### [Given problem]
Each entry below is to be duplicated verbatim.

[Data to process start]

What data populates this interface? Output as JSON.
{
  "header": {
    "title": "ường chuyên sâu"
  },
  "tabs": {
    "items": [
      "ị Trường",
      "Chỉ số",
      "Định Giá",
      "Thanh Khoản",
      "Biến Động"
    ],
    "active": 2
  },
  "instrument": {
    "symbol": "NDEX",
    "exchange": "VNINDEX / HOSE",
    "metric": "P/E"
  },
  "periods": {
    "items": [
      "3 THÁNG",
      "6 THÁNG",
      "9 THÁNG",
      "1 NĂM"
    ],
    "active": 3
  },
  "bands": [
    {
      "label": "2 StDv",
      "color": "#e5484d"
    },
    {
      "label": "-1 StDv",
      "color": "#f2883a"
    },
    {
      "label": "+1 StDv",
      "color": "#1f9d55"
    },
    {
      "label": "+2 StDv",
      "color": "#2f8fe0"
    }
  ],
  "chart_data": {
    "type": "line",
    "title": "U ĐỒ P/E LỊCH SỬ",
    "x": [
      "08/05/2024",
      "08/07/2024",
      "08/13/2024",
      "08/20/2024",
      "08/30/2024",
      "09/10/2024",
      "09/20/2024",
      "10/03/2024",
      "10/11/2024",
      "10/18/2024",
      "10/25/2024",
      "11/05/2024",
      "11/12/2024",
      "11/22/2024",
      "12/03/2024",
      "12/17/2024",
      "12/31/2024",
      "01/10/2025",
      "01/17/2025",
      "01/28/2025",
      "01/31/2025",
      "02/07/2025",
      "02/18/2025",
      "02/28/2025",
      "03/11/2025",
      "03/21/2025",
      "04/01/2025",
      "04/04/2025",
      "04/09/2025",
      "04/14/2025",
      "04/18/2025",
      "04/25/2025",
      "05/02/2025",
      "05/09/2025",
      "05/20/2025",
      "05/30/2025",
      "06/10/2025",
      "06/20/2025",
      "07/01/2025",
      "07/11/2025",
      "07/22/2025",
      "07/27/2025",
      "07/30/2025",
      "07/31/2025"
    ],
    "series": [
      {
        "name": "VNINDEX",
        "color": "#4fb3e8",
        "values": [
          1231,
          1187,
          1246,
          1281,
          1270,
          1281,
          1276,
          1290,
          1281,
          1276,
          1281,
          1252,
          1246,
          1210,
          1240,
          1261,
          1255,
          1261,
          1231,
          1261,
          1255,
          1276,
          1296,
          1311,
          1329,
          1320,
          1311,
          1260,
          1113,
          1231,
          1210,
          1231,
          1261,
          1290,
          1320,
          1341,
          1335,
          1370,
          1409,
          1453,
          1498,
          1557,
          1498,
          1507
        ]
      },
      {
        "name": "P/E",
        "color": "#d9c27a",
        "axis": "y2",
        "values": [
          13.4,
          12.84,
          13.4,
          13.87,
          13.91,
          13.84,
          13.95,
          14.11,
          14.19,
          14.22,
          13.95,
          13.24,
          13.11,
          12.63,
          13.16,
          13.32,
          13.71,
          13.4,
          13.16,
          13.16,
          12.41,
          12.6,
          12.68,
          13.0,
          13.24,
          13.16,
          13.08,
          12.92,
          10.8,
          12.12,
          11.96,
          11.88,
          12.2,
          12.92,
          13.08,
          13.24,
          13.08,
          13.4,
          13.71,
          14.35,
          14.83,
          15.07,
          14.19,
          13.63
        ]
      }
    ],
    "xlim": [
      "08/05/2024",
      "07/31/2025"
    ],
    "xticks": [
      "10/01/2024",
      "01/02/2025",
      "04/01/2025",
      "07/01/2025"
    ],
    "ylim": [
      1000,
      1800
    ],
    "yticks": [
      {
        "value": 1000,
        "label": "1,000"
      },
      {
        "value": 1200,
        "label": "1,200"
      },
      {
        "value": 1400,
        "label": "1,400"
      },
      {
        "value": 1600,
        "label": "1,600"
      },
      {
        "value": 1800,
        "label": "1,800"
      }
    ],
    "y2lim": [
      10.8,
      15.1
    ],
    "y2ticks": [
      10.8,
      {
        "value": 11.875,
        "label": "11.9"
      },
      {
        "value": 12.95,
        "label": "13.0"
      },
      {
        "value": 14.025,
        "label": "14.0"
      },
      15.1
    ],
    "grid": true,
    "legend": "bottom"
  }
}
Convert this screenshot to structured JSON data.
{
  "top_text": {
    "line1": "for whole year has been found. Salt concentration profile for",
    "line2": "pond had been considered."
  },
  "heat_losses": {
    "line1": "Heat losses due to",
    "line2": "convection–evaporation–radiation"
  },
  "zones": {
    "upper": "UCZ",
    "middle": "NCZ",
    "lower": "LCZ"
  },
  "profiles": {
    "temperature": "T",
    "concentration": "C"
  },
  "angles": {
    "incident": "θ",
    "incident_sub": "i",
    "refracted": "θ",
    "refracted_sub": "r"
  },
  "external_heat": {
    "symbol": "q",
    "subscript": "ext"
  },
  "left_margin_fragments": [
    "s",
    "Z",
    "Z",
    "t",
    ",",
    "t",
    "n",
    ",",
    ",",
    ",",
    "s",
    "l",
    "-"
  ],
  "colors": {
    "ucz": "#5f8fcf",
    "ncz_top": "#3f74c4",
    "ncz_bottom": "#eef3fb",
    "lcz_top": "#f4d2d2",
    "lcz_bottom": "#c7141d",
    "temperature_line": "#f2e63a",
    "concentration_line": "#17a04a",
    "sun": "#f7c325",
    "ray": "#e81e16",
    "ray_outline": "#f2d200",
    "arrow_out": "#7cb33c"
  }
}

[Data to process end]

### [Full output]
What data populates this interface? Output as JSON.
{
  "header": {
    "title": "ường chuyên sâu"
  },
  "tabs": {
    "items": [
      "ị Trường",
      "Chỉ số",
      "Định Giá",
      "Thanh Khoản",
      "Biến Động"
    ],
    "active": 2
  },
  "instrument": {
    "symbol": "NDEX",
    "exchange": "VNINDEX / HOSE",
    "metric": "P/E"
  },
  "periods": {
    "items": [
      "3 THÁNG",
      "6 THÁNG",
      "9 THÁNG",
      "1 NĂM"
    ],
    "active": 3
  },
  "bands": [
    {
      "label": "2 StDv",
      "color": "#e5484d"
    },
    {
      "label": "-1 StDv",
      "color": "#f2883a"
    },
    {
      "label": "+1 StDv",
      "color": "#1f9d55"
    },
    {
      "label": "+2 StDv",
      "color": "#2f8fe0"
    }
  ],
  "chart_data": {
    "type": "line",
    "title": "U ĐỒ P/E LỊCH SỬ",
    "x": [
      "08/05/2024",
      "08/07/2024",
      "08/13/2024",
      "08/20/2024",
      "08/30/2024",
      "09/10/2024",
      "09/20/2024",
      "10/03/2024",
      "10/11/2024",
      "10/18/2024",
      "10/25/2024",
      "11/05/2024",
      "11/12/2024",
      "11/22/2024",
      "12/03/2024",
      "12/17/2024",
      "12/31/2024",
      "01/10/2025",
      "01/17/2025",
      "01/28/2025",
      "01/31/2025",
      "02/07/2025",
      "02/18/2025",
      "02/28/2025",
      "03/11/2025",
      "03/21/2025",
      "04/01/2025",
      "04/04/2025",
      "04/09/2025",
      "04/14/2025",
      "04/18/2025",
      "04/25/2025",
      "05/02/2025",
      "05/09/2025",
      "05/20/2025",
      "05/30/2025",
      "06/10/2025",
      "06/20/2025",
      "07/01/2025",
      "07/11/2025",
      "07/22/2025",
      "07/27/2025",
      "07/30/2025",
      "07/31/2025"
    ],
    "series": [
      {
        "name": "VNINDEX",
        "color": "#4fb3e8",
        "values": [
          1231,
          1187,
          1246,
          1281,
          1270,
          1281,
          1276,
          1290,
          1281,
          1276,
          1281,
          1252,
          1246,
          1210,
          1240,
          1261,
          1255,
          1261,
          1231,
          1261,
          1255,
          1276,
          1296,
          1311,
          1329,
          1320,
          1311,
          1260,
          1113,
          1231,
          1210,
          1231,
          1261,
          1290,
          1320,
          1341,
          1335,
          1370,
          1409,
          1453,
          1498,
          1557,
          1498,
          1507
        ]
      },
      {
        "name": "P/E",
        "color": "#d9c27a",
        "axis": "y2",
        "values": [
          13.4,
          12.84,
          13.4,
          13.87,
          13.91,
          13.84,
          13.95,
          14.11,
          14.19,
          14.22,
          13.95,
          13.24,
          13.11,
          12.63,
          13.16,
          13.32,
          13.71,
          13.4,
          13.16,
          13.16,
          12.41,
          12.6,
          12.68,
          13.0,
          13.24,
          13.16,
          13.08,
          12.92,
          10.8,
          12.12,
          11.96,
          11.88,
          12.2,
          12.92,
          13.08,
          13.24,
          13.08,
          13.4,
          13.71,
          14.35,
          14.83,
          15.07,
          14.19,
          13.63
        ]
      }
    ],
    "xlim": [
      "08/05/2024",
      "07/31/2025"
    ],
    "xticks": [
      "10/01/2024",
      "01/02/2025",
      "04/01/2025",
      "07/01/2025"
    ],
    "ylim": [
      1000,
      1800
    ],
    "yticks": [
      {
        "value": 1000,
        "label": "1,000"
      },
      {
        "value": 1200,
        "label": "1,200"
      },
      {
        "value": 1400,
        "label": "1,400"
      },
      {
        "value": 1600,
        "label": "1,600"
      },
      {
        "value": 1800,
        "label": "1,800"
      }
    ],
    "y2lim": [
      10.8,
      15.1
    ],
    "y2ticks": [
      10.8,
      {
        "value": 11.875,
        "label": "11.9"
      },
      {
        "value": 12.95,
        "label": "13.0"
      },
      {
        "value": 14.025,
        "label": "14.0"
      },
      15.1
    ],
    "grid": true,
    "legend": "bottom"
  }
}
Convert this screenshot to structured JSON data.
{
  "top_text": {
    "line1": "for whole year has been found. Salt concentration profile for",
    "line2": "pond had been considered."
  },
  "heat_losses": {
    "line1": "Heat losses due to",
    "line2": "convection–evaporation–radiation"
  },
  "zones": {
    "upper": "UCZ",
    "middle": "NCZ",
    "lower": "LCZ"
  },
  "profiles": {
    "temperature": "T",
    "concentration": "C"
  },
  "angles": {
    "incident": "θ",
    "incident_sub": "i",
    "refracted": "θ",
    "refracted_sub": "r"
  },
  "external_heat": {
    "symbol": "q",
    "subscript": "ext"
  },
  "left_margin_fragments": [
    "s",
    "Z",
    "Z",
    "t",
    ",",
    "t",
    "n",
    ",",
    ",",
    ",",
    "s",
    "l",
    "-"
  ],
  "colors": {
    "ucz": "#5f8fcf",
    "ncz_top": "#3f74c4",
    "ncz_bottom": "#eef3fb",
    "lcz_top": "#f4d2d2",
    "lcz_bottom": "#c7141d",
    "temperature_line": "#f2e63a",
    "concentration_line": "#17a04a",
    "sun": "#f7c325",
    "ray": "#e81e16",
    "ray_outline": "#f2d200",
    "arrow_out": "#7cb33c"
  }
}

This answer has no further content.